-- Begin --

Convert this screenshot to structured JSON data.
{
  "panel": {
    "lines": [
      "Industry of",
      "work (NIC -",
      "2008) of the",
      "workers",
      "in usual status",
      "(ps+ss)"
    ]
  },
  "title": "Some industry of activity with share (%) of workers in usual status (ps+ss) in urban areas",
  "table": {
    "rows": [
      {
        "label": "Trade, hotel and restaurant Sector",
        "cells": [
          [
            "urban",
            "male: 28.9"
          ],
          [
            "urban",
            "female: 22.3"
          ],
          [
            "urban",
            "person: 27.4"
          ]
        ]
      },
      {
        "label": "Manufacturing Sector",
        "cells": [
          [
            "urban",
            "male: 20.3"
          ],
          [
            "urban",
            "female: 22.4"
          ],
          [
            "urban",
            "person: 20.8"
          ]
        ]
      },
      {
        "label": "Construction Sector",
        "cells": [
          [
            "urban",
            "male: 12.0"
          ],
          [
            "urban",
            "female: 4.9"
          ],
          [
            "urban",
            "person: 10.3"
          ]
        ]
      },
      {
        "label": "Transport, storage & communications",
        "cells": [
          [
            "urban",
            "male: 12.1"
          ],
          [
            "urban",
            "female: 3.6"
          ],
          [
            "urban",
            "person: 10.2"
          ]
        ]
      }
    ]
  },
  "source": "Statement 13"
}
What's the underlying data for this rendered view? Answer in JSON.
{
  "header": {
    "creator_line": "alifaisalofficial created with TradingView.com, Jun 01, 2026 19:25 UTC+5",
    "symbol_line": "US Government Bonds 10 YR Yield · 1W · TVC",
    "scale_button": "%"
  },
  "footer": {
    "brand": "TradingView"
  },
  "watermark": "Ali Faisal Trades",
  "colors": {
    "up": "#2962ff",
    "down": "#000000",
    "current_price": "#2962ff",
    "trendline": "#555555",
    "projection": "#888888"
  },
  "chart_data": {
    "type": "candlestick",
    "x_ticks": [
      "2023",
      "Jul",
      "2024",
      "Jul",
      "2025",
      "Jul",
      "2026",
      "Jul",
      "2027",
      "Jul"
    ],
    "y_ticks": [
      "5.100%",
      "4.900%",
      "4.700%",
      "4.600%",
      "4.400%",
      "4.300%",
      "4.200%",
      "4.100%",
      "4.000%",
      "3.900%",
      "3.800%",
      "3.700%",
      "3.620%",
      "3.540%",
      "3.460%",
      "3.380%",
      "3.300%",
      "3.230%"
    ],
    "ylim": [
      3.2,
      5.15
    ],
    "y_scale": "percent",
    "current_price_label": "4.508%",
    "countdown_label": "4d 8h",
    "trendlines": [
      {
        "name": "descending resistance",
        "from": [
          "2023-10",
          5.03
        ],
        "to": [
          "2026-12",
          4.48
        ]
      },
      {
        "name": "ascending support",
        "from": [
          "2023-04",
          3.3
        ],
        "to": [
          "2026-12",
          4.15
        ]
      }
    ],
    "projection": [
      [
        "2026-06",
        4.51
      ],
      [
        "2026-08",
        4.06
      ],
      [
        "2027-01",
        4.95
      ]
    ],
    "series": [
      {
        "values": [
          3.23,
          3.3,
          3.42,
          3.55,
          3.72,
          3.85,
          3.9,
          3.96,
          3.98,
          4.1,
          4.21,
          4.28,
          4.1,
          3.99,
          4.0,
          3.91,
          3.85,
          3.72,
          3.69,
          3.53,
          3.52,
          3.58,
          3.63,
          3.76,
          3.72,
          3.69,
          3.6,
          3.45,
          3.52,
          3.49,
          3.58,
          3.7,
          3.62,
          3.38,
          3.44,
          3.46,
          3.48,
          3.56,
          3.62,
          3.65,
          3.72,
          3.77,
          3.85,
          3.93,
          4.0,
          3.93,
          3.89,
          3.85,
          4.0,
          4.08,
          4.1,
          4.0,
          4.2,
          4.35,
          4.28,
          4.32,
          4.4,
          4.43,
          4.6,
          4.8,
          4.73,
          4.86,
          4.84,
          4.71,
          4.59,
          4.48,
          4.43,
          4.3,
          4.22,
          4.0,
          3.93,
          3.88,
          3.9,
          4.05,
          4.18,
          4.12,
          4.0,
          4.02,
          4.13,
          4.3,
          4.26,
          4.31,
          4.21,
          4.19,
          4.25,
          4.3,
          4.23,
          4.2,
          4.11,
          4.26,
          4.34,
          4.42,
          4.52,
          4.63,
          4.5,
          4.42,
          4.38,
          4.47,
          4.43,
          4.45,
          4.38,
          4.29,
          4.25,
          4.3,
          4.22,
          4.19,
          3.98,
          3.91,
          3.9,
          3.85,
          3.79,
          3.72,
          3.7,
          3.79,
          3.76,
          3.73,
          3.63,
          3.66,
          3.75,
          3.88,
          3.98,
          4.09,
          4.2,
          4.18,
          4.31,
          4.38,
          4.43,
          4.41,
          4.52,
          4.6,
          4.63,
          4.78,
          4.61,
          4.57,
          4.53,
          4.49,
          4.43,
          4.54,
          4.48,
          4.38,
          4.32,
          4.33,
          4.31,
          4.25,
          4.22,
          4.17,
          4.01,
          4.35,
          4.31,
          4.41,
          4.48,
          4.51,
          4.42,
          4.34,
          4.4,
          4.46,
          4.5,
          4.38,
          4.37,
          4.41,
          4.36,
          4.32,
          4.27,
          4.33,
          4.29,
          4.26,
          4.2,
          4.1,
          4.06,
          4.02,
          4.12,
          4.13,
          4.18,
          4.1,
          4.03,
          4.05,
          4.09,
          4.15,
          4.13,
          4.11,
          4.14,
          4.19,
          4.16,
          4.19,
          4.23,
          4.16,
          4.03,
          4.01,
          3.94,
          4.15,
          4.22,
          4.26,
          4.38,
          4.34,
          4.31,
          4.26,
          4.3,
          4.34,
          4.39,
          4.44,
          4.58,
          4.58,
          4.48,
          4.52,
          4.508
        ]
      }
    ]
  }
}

-- End --

** Challenge **
Extract each entry in full, exactly as given.

** Answer to this problem **
Convert this screenshot to structured JSON data.
{
  "panel": {
    "lines": [
      "Industry of",
      "work (NIC -",
      "2008) of the",
      "workers",
      "in usual status",
      "(ps+ss)"
    ]
  },
  "title": "Some industry of activity with share (%) of workers in usual status (ps+ss) in urban areas",
  "table": {
    "rows": [
      {
        "label": "Trade, hotel and restaurant Sector",
        "cells": [
          [
            "urban",
            "male: 28.9"
          ],
          [
            "urban",
            "female: 22.3"
          ],
          [
            "urban",
            "person: 27.4"
          ]
        ]
      },
      {
        "label": "Manufacturing Sector",
        "cells": [
          [
            "urban",
            "male: 20.3"
          ],
          [
            "urban",
            "female: 22.4"
          ],
          [
            "urban",
            "person: 20.8"
          ]
        ]
      },
      {
        "label": "Construction Sector",
        "cells": [
          [
            "urban",
            "male: 12.0"
          ],
          [
            "urban",
            "female: 4.9"
          ],
          [
            "urban",
            "person: 10.3"
          ]
        ]
      },
      {
        "label": "Transport, storage & communications",
        "cells": [
          [
            "urban",
            "male: 12.1"
          ],
          [
            "urban",
            "female: 3.6"
          ],
          [
            "urban",
            "person: 10.2"
          ]
        ]
      }
    ]
  },
  "source": "Statement 13"
}
What's the underlying data for this rendered view? Answer in JSON.
{
  "header": {
    "creator_line": "alifaisalofficial created with TradingView.com, Jun 01, 2026 19:25 UTC+5",
    "symbol_line": "US Government Bonds 10 YR Yield · 1W · TVC",
    "scale_button": "%"
  },
  "footer": {
    "brand": "TradingView"
  },
  "watermark": "Ali Faisal Trades",
  "colors": {
    "up": "#2962ff",
    "down": "#000000",
    "current_price": "#2962ff",
    "trendline": "#555555",
    "projection": "#888888"
  },
  "chart_data": {
    "type": "candlestick",
    "x_ticks": [
      "2023",
      "Jul",
      "2024",
      "Jul",
      "2025",
      "Jul",
      "2026",
      "Jul",
      "2027",
      "Jul"
    ],
    "y_ticks": [
      "5.100%",
      "4.900%",
      "4.700%",
      "4.600%",
      "4.400%",
      "4.300%",
      "4.200%",
      "4.100%",
      "4.000%",
      "3.900%",
      "3.800%",
      "3.700%",
      "3.620%",
      "3.540%",
      "3.460%",
      "3.380%",
      "3.300%",
      "3.230%"
    ],
    "ylim": [
      3.2,
      5.15
    ],
    "y_scale": "percent",
    "current_price_label": "4.508%",
    "countdown_label": "4d 8h",
    "trendlines": [
      {
        "name": "descending resistance",
        "from": [
          "2023-10",
          5.03
        ],
        "to": [
          "2026-12",
          4.48
        ]
      },
      {
        "name": "ascending support",
        "from": [
          "2023-04",
          3.3
        ],
        "to": [
          "2026-12",
          4.15
        ]
      }
    ],
    "projection": [
      [
        "2026-06",
        4.51
      ],
      [
        "2026-08",
        4.06
      ],
      [
        "2027-01",
        4.95
      ]
    ],
    "series": [
      {
        "values": [
          3.23,
          3.3,
          3.42,
          3.55,
          3.72,
          3.85,
          3.9,
          3.96,
          3.98,
          4.1,
          4.21,
          4.28,
          4.1,
          3.99,
          4.0,
          3.91,
          3.85,
          3.72,
          3.69,
          3.53,
          3.52,
          3.58,
          3.63,
          3.76,
          3.72,
          3.69,
          3.6,
          3.45,
          3.52,
          3.49,
          3.58,
          3.7,
          3.62,
          3.38,
          3.44,
          3.46,
          3.48,
          3.56,
          3.62,
          3.65,
          3.72,
          3.77,
          3.85,
          3.93,
          4.0,
          3.93,
          3.89,
          3.85,
          4.0,
          4.08,
          4.1,
          4.0,
          4.2,
          4.35,
          4.28,
          4.32,
          4.4,
          4.43,
          4.6,
          4.8,
          4.73,
          4.86,
          4.84,
          4.71,
          4.59,
          4.48,
          4.43,
          4.3,
          4.22,
          4.0,
          3.93,
          3.88,
          3.9,
          4.05,
          4.18,
          4.12,
          4.0,
          4.02,
          4.13,
          4.3,
          4.26,
          4.31,
          4.21,
          4.19,
          4.25,
          4.3,
          4.23,
          4.2,
          4.11,
          4.26,
          4.34,
          4.42,
          4.52,
          4.63,
          4.5,
          4.42,
          4.38,
          4.47,
          4.43,
          4.45,
          4.38,
          4.29,
          4.25,
          4.3,
          4.22,
          4.19,
          3.98,
          3.91,
          3.9,
          3.85,
          3.79,
          3.72,
          3.7,
          3.79,
          3.76,
          3.73,
          3.63,
          3.66,
          3.75,
          3.88,
          3.98,
          4.09,
          4.2,
          4.18,
          4.31,
          4.38,
          4.43,
          4.41,
          4.52,
          4.6,
          4.63,
          4.78,
          4.61,
          4.57,
          4.53,
          4.49,
          4.43,
          4.54,
          4.48,
          4.38,
          4.32,
          4.33,
          4.31,
          4.25,
          4.22,
          4.17,
          4.01,
          4.35,
          4.31,
          4.41,
          4.48,
          4.51,
          4.42,
          4.34,
          4.4,
          4.46,
          4.5,
          4.38,
          4.37,
          4.41,
          4.36,
          4.32,
          4.27,
          4.33,
          4.29,
          4.26,
          4.2,
          4.1,
          4.06,
          4.02,
          4.12,
          4.13,
          4.18,
          4.1,
          4.03,
          4.05,
          4.09,
          4.15,
          4.13,
          4.11,
          4.14,
          4.19,
          4.16,
          4.19,
          4.23,
          4.16,
          4.03,
          4.01,
          3.94,
          4.15,
          4.22,
          4.26,
          4.38,
          4.34,
          4.31,
          4.26,
          4.3,
          4.34,
          4.39,
          4.44,
          4.58,
          4.58,
          4.48,
          4.52,
          4.508
        ]
      }
    ]
  }
}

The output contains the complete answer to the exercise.